• GIVEN TASK:
Give all of the lines again, with nothing added or dropped.

• DATA FOR THE TASK:
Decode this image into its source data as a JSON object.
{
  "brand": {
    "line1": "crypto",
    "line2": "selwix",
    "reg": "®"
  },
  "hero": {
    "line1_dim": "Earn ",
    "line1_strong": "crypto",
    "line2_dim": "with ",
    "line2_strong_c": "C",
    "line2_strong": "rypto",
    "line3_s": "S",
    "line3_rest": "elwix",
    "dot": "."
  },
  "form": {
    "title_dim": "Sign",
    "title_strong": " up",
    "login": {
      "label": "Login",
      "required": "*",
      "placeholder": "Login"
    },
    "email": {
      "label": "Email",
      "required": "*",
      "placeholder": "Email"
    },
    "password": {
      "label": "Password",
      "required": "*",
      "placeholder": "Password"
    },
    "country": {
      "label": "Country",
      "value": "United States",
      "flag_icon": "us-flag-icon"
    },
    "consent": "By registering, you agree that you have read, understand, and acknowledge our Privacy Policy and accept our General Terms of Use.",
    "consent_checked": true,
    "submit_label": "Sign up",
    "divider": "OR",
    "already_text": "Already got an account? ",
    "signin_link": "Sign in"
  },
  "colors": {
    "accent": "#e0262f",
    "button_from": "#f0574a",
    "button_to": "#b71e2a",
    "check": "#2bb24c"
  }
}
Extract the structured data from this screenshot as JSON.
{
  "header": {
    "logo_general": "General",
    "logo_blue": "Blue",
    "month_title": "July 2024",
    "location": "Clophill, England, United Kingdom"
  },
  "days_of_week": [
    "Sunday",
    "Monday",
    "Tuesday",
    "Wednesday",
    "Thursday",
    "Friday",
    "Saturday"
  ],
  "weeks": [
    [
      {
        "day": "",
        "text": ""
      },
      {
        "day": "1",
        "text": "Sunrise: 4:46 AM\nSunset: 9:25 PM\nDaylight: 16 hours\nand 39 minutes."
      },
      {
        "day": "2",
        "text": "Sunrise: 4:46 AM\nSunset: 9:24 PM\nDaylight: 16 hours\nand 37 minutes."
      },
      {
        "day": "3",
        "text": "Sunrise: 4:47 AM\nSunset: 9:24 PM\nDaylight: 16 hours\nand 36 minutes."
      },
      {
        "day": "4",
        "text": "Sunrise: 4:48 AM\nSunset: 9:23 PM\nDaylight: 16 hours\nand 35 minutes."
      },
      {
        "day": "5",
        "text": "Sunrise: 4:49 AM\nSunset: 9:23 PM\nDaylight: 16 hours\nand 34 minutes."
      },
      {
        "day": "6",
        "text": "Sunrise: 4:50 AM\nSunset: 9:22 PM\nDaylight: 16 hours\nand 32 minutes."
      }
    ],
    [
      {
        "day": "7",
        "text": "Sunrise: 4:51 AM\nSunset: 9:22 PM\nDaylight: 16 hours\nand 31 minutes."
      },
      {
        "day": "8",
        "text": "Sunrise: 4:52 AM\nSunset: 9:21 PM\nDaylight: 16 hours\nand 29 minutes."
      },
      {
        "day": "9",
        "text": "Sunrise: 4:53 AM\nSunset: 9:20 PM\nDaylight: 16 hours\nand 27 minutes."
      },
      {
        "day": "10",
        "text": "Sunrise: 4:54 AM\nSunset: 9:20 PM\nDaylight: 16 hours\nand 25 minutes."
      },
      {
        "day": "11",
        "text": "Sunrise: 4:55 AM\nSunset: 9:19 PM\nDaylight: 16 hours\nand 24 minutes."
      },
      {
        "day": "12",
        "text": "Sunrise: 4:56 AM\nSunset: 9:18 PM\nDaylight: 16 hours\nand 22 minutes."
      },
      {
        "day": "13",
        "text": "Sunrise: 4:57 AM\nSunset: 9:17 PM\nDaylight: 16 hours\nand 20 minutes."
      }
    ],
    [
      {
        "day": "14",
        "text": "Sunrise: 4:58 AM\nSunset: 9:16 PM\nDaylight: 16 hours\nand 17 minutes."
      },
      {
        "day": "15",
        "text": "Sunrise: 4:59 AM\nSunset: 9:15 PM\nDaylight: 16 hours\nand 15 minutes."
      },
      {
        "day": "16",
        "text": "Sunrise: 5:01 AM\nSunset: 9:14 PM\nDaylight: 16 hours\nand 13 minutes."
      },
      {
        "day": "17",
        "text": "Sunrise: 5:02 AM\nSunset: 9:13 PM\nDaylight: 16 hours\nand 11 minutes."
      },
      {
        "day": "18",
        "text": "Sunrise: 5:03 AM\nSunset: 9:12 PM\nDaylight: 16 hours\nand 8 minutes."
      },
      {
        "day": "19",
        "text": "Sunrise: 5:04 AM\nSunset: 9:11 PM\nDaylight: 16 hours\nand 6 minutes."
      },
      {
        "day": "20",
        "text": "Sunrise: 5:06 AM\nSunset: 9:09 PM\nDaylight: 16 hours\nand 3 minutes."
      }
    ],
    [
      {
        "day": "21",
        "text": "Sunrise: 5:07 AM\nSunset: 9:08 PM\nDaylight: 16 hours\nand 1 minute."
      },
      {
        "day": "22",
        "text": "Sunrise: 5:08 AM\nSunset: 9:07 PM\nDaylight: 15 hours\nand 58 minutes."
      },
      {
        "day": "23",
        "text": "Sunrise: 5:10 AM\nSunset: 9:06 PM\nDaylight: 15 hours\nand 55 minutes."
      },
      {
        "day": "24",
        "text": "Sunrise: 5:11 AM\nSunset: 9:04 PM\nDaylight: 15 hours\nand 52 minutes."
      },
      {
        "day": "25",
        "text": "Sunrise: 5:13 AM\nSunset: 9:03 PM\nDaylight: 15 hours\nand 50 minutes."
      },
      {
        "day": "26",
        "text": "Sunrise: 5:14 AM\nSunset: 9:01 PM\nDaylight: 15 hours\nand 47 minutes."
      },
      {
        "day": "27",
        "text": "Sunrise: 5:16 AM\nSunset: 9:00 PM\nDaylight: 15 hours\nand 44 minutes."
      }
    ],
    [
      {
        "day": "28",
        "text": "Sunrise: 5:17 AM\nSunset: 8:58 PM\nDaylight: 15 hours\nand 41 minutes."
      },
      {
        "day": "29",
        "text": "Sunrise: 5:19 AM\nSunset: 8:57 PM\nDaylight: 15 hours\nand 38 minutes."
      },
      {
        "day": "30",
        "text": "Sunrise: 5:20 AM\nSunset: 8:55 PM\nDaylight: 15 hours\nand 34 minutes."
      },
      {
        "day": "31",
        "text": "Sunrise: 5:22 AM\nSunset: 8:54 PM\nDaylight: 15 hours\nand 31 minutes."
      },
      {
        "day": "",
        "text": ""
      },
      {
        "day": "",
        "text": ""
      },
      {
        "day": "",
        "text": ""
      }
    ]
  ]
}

• SOLUTION FOR THIS PROBLEM:
Decode this image into its source data as a JSON object.
{
  "brand": {
    "line1": "crypto",
    "line2": "selwix",
    "reg": "®"
  },
  "hero": {
    "line1_dim": "Earn ",
    "line1_strong": "crypto",
    "line2_dim": "with ",
    "line2_strong_c": "C",
    "line2_strong": "rypto",
    "line3_s": "S",
    "line3_rest": "elwix",
    "dot": "."
  },
  "form": {
    "title_dim": "Sign",
    "title_strong": " up",
    "login": {
      "label": "Login",
      "required": "*",
      "placeholder": "Login"
    },
    "email": {
      "label": "Email",
      "required": "*",
      "placeholder": "Email"
    },
    "password": {
      "label": "Password",
      "required": "*",
      "placeholder": "Password"
    },
    "country": {
      "label": "Country",
      "value": "United States",
      "flag_icon": "us-flag-icon"
    },
    "consent": "By registering, you agree that you have read, understand, and acknowledge our Privacy Policy and accept our General Terms of Use.",
    "consent_checked": true,
    "submit_label": "Sign up",
    "divider": "OR",
    "already_text": "Already got an account? ",
    "signin_link": "Sign in"
  },
  "colors": {
    "accent": "#e0262f",
    "button_from": "#f0574a",
    "button_to": "#b71e2a",
    "check": "#2bb24c"
  }
}
Extract the structured data from this screenshot as JSON.
{
  "header": {
    "logo_general": "General",
    "logo_blue": "Blue",
    "month_title": "July 2024",
    "location": "Clophill, England, United Kingdom"
  },
  "days_of_week": [
    "Sunday",
    "Monday",
    "Tuesday",
    "Wednesday",
    "Thursday",
    "Friday",
    "Saturday"
  ],
  "weeks": [
    [
      {
        "day": "",
        "text": ""
      },
      {
        "day": "1",
        "text": "Sunrise: 4:46 AM\nSunset: 9:25 PM\nDaylight: 16 hours\nand 39 minutes."
      },
      {
        "day": "2",
        "text": "Sunrise: 4:46 AM\nSunset: 9:24 PM\nDaylight: 16 hours\nand 37 minutes."
      },
      {
        "day": "3",
        "text": "Sunrise: 4:47 AM\nSunset: 9:24 PM\nDaylight: 16 hours\nand 36 minutes."
      },
      {
        "day": "4",
        "text": "Sunrise: 4:48 AM\nSunset: 9:23 PM\nDaylight: 16 hours\nand 35 minutes."
      },
      {
        "day": "5",
        "text": "Sunrise: 4:49 AM\nSunset: 9:23 PM\nDaylight: 16 hours\nand 34 minutes."
      },
      {
        "day": "6",
        "text": "Sunrise: 4:50 AM\nSunset: 9:22 PM\nDaylight: 16 hours\nand 32 minutes."
      }
    ],
    [
      {
        "day": "7",
        "text": "Sunrise: 4:51 AM\nSunset: 9:22 PM\nDaylight: 16 hours\nand 31 minutes."
      },
      {
        "day": "8",
        "text": "Sunrise: 4:52 AM\nSunset: 9:21 PM\nDaylight: 16 hours\nand 29 minutes."
      },
      {
        "day": "9",
        "text": "Sunrise: 4:53 AM\nSunset: 9:20 PM\nDaylight: 16 hours\nand 27 minutes."
      },
      {
        "day": "10",
        "text": "Sunrise: 4:54 AM\nSunset: 9:20 PM\nDaylight: 16 hours\nand 25 minutes."
      },
      {
        "day": "11",
        "text": "Sunrise: 4:55 AM\nSunset: 9:19 PM\nDaylight: 16 hours\nand 24 minutes."
      },
      {
        "day": "12",
        "text": "Sunrise: 4:56 AM\nSunset: 9:18 PM\nDaylight: 16 hours\nand 22 minutes."
      },
      {
        "day": "13",
        "text": "Sunrise: 4:57 AM\nSunset: 9:17 PM\nDaylight: 16 hours\nand 20 minutes."
      }
    ],
    [
      {
        "day": "14",
        "text": "Sunrise: 4:58 AM\nSunset: 9:16 PM\nDaylight: 16 hours\nand 17 minutes."
      },
      {
        "day": "15",
        "text": "Sunrise: 4:59 AM\nSunset: 9:15 PM\nDaylight: 16 hours\nand 15 minutes."
      },
      {
        "day": "16",
        "text": "Sunrise: 5:01 AM\nSunset: 9:14 PM\nDaylight: 16 hours\nand 13 minutes."
      },
      {
        "day": "17",
        "text": "Sunrise: 5:02 AM\nSunset: 9:13 PM\nDaylight: 16 hours\nand 11 minutes."
      },
      {
        "day": "18",
        "text": "Sunrise: 5:03 AM\nSunset: 9:12 PM\nDaylight: 16 hours\nand 8 minutes."
      },
      {
        "day": "19",
        "text": "Sunrise: 5:04 AM\nSunset: 9:11 PM\nDaylight: 16 hours\nand 6 minutes."
      },
      {
        "day": "20",
        "text": "Sunrise: 5:06 AM\nSunset: 9:09 PM\nDaylight: 16 hours\nand 3 minutes."
      }
    ],
    [
      {
        "day": "21",
        "text": "Sunrise: 5:07 AM\nSunset: 9:08 PM\nDaylight: 16 hours\nand 1 minute."
      },
      {
        "day": "22",
        "text": "Sunrise: 5:08 AM\nSunset: 9:07 PM\nDaylight: 15 hours\nand 58 minutes."
      },
      {
        "day": "23",
        "text": "Sunrise: 5:10 AM\nSunset: 9:06 PM\nDaylight: 15 hours\nand 55 minutes."
      },
      {
        "day": "24",
        "text": "Sunrise: 5:11 AM\nSunset: 9:04 PM\nDaylight: 15 hours\nand 52 minutes."
      },
      {
        "day": "25",
        "text": "Sunrise: 5:13 AM\nSunset: 9:03 PM\nDaylight: 15 hours\nand 50 minutes."
      },
      {
        "day": "26",
        "text": "Sunrise: 5:14 AM\nSunset: 9:01 PM\nDaylight: 15 hours\nand 47 minutes."
      },
      {
        "day": "27",
        "text": "Sunrise: 5:16 AM\nSunset: 9:00 PM\nDaylight: 15 hours\nand 44 minutes."
      }
    ],
    [
      {
        "day": "28",
        "text": "Sunrise: 5:17 AM\nSunset: 8:58 PM\nDaylight: 15 hours\nand 41 minutes."
      },
      {
        "day": "29",
        "text": "Sunrise: 5:19 AM\nSunset: 8:57 PM\nDaylight: 15 hours\nand 38 minutes."
      },
      {
        "day": "30",
        "text": "Sunrise: 5:20 AM\nSunset: 8:55 PM\nDaylight: 15 hours\nand 34 minutes."
      },
      {
        "day": "31",
        "text": "Sunrise: 5:22 AM\nSunset: 8:54 PM\nDaylight: 15 hours\nand 31 minutes."
      },
      {
        "day": "",
        "text": ""
      },
      {
        "day": "",
        "text": ""
      },
      {
        "day": "",
        "text": ""
      }
    ]
  ]
}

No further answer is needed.